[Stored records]
'''
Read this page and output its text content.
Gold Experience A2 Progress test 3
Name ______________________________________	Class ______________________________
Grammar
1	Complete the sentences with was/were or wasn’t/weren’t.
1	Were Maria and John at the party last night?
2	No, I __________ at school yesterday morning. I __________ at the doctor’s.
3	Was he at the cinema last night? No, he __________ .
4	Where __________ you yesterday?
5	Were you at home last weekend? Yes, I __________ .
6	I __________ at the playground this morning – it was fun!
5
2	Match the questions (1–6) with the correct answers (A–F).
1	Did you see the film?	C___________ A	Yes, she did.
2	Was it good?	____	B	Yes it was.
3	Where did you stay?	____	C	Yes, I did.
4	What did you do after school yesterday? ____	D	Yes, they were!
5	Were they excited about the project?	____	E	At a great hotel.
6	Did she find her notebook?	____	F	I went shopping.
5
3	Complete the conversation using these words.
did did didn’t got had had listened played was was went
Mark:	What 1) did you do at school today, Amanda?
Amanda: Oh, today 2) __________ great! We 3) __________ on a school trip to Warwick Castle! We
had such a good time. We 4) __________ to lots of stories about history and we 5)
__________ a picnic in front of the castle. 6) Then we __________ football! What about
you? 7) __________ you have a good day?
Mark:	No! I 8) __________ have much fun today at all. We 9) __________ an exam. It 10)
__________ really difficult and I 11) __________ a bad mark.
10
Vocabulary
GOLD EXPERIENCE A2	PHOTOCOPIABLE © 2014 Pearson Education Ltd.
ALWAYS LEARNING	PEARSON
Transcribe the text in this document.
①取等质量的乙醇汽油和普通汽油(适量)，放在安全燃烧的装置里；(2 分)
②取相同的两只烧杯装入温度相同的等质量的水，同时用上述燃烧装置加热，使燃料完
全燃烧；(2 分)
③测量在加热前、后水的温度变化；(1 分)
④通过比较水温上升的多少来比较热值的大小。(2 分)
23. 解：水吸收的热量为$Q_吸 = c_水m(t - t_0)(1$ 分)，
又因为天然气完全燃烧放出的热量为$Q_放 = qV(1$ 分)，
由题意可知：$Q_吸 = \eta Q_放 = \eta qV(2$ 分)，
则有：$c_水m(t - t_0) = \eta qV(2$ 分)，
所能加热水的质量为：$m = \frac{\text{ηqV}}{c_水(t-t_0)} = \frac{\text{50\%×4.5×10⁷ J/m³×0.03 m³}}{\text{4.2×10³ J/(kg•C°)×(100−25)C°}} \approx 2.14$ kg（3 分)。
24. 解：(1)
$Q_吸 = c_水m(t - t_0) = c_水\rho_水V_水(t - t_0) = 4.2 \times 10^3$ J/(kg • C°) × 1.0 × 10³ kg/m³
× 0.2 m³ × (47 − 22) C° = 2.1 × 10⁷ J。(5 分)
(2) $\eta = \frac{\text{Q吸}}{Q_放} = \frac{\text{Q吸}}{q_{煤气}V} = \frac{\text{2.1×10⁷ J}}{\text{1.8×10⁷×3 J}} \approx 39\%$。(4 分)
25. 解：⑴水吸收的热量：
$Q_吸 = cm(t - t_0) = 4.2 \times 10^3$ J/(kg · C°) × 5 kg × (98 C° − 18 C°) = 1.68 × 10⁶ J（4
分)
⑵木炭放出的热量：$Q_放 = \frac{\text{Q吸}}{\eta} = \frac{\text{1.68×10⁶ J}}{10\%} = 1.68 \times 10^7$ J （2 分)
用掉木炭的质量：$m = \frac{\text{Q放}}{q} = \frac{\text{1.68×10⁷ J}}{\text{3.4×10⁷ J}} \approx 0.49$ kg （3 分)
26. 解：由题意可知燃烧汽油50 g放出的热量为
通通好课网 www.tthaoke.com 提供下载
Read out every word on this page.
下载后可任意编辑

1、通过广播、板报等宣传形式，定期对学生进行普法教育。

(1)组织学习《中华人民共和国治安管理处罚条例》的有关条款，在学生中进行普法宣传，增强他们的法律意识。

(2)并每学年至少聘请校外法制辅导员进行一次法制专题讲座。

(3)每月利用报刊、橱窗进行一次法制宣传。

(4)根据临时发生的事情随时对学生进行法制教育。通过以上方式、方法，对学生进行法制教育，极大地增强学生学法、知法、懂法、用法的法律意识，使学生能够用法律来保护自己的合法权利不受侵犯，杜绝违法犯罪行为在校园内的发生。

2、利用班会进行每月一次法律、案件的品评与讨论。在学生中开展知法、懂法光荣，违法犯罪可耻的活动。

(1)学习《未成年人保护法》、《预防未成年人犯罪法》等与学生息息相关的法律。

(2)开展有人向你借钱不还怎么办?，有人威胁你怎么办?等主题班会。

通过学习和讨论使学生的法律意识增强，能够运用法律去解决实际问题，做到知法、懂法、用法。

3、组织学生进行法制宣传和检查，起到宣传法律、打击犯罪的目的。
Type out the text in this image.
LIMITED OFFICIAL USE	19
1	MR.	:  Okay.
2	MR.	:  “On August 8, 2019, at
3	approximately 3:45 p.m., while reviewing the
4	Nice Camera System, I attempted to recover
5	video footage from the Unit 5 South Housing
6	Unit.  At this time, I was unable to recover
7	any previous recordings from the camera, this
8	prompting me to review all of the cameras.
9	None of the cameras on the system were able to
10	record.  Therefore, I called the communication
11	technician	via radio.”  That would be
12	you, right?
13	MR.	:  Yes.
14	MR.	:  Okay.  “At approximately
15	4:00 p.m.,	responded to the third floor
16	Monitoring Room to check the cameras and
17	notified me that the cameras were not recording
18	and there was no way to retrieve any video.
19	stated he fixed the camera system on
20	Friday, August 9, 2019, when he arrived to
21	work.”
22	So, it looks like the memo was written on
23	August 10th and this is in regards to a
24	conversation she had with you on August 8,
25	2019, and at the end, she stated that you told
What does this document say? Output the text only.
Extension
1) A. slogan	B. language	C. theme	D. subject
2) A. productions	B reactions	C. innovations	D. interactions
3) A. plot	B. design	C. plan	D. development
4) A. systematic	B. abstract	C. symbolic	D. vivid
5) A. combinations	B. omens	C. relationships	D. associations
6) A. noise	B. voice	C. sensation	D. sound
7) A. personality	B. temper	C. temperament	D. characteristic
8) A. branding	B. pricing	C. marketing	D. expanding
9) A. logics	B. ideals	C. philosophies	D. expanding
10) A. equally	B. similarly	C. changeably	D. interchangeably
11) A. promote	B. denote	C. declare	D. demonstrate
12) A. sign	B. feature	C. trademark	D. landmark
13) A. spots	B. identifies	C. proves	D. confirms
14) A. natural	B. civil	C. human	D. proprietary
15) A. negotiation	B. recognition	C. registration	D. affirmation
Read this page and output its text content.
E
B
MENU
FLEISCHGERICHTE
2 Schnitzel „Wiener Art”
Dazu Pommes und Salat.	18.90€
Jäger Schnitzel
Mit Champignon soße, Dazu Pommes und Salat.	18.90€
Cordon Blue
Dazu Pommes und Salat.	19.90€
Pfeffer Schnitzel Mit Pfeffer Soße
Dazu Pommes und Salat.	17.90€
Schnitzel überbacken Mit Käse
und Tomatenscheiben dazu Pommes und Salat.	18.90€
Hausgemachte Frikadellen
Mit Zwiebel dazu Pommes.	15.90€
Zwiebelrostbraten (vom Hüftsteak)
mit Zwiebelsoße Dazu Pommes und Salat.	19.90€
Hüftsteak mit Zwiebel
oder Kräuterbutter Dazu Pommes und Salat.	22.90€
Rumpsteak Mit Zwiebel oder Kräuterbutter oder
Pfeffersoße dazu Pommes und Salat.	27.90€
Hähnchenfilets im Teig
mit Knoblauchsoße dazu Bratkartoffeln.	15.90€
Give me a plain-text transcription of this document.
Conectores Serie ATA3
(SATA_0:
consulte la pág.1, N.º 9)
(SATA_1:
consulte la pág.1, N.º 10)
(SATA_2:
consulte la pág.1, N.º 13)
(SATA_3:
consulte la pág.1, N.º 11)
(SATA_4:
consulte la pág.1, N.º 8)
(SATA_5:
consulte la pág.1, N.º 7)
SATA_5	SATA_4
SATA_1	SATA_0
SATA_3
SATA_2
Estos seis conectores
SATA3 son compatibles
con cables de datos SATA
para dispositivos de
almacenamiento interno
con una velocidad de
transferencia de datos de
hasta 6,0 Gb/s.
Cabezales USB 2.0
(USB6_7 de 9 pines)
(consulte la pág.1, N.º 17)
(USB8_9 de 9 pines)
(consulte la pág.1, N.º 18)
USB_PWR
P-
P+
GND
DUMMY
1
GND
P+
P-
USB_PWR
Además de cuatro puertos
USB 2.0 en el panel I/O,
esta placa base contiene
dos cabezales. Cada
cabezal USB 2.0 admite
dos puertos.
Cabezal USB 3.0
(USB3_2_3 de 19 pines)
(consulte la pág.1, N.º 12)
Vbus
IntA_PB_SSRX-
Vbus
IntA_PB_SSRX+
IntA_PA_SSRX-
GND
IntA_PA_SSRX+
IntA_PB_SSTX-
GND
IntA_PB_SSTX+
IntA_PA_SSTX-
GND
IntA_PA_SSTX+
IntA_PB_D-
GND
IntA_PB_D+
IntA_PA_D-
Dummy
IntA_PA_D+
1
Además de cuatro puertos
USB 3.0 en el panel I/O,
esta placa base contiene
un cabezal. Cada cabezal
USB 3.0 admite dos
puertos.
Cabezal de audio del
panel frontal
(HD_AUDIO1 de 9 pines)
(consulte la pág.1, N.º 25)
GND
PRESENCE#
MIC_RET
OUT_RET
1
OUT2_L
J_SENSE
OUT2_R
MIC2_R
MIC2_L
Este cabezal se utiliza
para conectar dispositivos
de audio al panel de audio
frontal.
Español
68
'''
- _STATED GOAL_
Repeat only the lines running from the line that contains "Give me a plain-text" through the last line above, inclusive.

- _OUTPUT BELOW_
Give me a plain-text transcription of this document.
Conectores Serie ATA3
(SATA_0:
consulte la pág.1, N.º 9)
(SATA_1:
consulte la pág.1, N.º 10)
(SATA_2:
consulte la pág.1, N.º 13)
(SATA_3:
consulte la pág.1, N.º 11)
(SATA_4:
consulte la pág.1, N.º 8)
(SATA_5:
consulte la pág.1, N.º 7)
SATA_5	SATA_4
SATA_1	SATA_0
SATA_3
SATA_2
Estos seis conectores
SATA3 son compatibles
con cables de datos SATA
para dispositivos de
almacenamiento interno
con una velocidad de
transferencia de datos de
hasta 6,0 Gb/s.
Cabezales USB 2.0
(USB6_7 de 9 pines)
(consulte la pág.1, N.º 17)
(USB8_9 de 9 pines)
(consulte la pág.1, N.º 18)
USB_PWR
P-
P+
GND
DUMMY
1
GND
P+
P-
USB_PWR
Además de cuatro puertos
USB 2.0 en el panel I/O,
esta placa base contiene
dos cabezales. Cada
cabezal USB 2.0 admite
dos puertos.
Cabezal USB 3.0
(USB3_2_3 de 19 pines)
(consulte la pág.1, N.º 12)
Vbus
IntA_PB_SSRX-
Vbus
IntA_PB_SSRX+
IntA_PA_SSRX-
GND
IntA_PA_SSRX+
IntA_PB_SSTX-
GND
IntA_PB_SSTX+
IntA_PA_SSTX-
GND
IntA_PA_SSTX+
IntA_PB_D-
GND
IntA_PB_D+
IntA_PA_D-
Dummy
IntA_PA_D+
1
Además de cuatro puertos
USB 3.0 en el panel I/O,
esta placa base contiene
un cabezal. Cada cabezal
USB 3.0 admite dos
puertos.
Cabezal de audio del
panel frontal
(HD_AUDIO1 de 9 pines)
(consulte la pág.1, N.º 25)
GND
PRESENCE#
MIC_RET
OUT_RET
1
OUT2_L
J_SENSE
OUT2_R
MIC2_R
MIC2_L
Este cabezal se utiliza
para conectar dispositivos
de audio al panel de audio
frontal.
Español
68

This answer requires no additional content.